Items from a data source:
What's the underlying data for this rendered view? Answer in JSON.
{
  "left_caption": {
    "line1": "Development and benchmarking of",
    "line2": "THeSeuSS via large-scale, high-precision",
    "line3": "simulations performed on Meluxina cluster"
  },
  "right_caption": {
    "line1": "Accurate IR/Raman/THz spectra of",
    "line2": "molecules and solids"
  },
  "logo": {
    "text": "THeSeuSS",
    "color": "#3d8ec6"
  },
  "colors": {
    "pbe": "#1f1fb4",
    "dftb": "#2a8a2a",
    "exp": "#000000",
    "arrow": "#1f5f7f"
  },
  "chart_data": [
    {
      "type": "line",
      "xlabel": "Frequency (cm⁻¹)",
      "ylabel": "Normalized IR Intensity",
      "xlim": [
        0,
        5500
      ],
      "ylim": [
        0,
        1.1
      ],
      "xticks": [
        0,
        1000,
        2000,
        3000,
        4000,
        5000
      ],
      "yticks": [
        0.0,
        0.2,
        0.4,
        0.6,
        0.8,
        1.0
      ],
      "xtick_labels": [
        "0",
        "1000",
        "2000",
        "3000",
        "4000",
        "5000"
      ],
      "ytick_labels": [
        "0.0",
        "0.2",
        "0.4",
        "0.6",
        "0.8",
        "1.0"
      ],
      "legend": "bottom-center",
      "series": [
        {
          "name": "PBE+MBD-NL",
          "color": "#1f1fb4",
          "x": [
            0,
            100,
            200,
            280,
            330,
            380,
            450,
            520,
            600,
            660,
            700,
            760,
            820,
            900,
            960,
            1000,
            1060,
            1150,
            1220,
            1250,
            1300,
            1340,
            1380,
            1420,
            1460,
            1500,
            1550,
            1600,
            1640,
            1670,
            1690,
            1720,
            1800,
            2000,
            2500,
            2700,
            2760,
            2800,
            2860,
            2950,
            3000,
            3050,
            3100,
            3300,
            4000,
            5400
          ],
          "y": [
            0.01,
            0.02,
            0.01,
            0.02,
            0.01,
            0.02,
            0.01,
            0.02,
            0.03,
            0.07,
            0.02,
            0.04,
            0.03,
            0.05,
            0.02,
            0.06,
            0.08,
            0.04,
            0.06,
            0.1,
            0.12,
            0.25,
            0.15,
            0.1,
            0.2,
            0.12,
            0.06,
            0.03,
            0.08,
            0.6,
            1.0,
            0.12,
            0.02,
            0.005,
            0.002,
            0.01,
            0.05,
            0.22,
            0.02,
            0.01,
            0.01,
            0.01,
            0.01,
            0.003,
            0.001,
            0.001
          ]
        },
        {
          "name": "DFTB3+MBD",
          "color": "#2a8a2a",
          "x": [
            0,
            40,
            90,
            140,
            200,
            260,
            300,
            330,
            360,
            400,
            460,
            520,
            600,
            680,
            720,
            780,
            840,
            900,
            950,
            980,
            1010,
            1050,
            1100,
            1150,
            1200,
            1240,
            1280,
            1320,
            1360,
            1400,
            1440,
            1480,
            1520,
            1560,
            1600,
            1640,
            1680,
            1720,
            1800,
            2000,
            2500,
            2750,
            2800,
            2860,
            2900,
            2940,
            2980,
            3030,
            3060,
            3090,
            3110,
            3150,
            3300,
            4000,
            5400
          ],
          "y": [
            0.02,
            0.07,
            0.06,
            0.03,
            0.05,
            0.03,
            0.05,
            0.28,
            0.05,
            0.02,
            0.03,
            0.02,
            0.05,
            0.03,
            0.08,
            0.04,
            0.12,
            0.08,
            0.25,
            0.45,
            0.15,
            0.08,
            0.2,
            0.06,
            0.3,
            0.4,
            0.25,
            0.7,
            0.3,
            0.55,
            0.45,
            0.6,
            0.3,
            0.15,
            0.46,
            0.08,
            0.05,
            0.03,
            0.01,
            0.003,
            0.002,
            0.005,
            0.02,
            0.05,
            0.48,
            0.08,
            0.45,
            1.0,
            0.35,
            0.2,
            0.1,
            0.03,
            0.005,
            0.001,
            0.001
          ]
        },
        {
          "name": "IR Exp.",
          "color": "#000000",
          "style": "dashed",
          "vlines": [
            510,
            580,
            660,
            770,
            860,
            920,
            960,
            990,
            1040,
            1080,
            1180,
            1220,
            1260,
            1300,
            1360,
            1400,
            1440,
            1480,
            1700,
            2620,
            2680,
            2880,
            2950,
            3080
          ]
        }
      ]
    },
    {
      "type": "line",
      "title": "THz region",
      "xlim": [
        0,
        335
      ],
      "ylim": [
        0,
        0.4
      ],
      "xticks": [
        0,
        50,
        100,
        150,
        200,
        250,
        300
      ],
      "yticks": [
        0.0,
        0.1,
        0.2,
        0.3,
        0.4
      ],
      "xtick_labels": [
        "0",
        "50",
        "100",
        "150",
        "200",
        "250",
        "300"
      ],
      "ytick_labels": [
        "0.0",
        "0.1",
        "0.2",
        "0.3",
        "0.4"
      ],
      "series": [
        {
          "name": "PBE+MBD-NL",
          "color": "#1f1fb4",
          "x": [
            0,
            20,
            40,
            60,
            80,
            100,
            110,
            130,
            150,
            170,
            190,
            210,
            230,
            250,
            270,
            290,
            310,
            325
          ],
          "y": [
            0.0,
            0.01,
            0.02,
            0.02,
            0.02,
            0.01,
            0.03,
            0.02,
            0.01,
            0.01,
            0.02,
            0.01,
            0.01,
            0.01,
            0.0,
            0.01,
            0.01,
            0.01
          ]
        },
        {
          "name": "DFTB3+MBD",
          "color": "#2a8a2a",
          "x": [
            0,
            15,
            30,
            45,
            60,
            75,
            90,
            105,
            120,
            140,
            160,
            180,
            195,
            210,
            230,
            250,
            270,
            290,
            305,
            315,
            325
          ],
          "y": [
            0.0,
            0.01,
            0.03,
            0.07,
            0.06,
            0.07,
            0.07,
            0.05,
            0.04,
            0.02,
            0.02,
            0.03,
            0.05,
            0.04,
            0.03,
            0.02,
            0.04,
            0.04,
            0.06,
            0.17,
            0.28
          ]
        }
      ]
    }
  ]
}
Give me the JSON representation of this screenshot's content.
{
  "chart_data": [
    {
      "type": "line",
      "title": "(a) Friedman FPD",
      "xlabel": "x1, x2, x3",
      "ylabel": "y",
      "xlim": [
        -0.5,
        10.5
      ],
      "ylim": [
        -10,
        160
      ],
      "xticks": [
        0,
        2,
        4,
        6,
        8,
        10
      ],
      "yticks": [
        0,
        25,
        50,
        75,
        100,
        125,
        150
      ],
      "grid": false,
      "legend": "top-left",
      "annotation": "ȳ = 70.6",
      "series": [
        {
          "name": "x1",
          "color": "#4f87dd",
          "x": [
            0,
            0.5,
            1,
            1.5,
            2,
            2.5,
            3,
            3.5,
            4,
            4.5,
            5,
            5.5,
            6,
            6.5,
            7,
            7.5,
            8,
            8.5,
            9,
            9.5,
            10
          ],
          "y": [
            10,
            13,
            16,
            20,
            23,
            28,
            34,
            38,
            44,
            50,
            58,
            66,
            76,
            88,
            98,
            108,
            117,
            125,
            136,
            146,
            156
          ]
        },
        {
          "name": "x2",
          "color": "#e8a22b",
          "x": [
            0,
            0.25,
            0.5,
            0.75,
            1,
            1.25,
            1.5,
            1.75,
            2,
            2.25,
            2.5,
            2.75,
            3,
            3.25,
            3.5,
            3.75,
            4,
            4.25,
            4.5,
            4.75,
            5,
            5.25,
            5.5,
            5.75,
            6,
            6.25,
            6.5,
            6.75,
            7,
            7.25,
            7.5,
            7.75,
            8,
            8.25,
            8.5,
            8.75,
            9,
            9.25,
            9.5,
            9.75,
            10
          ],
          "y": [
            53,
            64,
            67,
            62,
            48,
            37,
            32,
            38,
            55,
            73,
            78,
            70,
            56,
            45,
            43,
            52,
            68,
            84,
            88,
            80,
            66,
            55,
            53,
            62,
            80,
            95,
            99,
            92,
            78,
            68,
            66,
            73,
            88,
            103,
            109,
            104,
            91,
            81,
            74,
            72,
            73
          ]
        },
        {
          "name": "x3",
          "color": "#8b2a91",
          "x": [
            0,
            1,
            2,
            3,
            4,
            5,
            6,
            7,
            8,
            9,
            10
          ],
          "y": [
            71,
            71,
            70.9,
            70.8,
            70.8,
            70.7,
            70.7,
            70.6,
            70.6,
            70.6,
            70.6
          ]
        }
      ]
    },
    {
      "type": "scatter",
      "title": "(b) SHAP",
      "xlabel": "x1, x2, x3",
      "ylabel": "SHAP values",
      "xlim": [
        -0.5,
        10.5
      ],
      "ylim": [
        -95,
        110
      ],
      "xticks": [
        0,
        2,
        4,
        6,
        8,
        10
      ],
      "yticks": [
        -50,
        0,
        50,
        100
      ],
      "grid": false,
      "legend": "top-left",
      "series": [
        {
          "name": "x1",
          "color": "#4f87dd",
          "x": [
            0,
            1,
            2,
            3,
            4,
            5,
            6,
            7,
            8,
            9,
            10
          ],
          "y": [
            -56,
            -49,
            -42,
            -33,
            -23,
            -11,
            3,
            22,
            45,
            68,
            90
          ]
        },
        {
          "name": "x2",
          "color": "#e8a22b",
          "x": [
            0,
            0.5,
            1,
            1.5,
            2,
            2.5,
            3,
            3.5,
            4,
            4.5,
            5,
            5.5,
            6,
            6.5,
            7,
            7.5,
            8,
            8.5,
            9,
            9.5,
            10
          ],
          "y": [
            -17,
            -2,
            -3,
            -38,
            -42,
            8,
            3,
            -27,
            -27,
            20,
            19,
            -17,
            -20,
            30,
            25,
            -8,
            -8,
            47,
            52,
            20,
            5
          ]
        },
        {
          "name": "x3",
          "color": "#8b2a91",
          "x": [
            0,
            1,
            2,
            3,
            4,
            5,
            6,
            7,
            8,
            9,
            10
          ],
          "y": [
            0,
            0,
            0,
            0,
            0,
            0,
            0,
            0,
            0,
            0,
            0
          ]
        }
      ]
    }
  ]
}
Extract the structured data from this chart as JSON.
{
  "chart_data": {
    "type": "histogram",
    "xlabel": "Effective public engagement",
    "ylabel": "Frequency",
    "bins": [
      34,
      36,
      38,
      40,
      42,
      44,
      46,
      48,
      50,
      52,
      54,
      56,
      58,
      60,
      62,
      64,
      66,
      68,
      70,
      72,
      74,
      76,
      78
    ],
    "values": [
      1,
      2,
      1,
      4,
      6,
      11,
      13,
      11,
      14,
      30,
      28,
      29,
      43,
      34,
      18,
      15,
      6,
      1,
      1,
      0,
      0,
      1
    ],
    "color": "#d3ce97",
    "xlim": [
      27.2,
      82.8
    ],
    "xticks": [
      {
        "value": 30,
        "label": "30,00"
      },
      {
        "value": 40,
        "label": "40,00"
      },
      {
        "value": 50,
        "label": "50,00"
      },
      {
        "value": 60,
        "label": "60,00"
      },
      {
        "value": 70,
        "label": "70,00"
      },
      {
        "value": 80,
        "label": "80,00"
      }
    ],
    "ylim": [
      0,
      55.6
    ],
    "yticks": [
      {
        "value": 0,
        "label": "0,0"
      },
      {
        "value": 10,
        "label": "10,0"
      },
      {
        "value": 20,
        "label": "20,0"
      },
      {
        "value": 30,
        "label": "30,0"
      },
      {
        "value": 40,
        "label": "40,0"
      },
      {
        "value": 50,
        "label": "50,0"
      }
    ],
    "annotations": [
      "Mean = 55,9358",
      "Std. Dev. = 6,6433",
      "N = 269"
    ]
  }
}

Directions » In the listing, find each line with the string "Frequency" and copy it.

Response below »
      "xlabel": "Frequency (cm⁻¹)",
    "ylabel": "Frequency",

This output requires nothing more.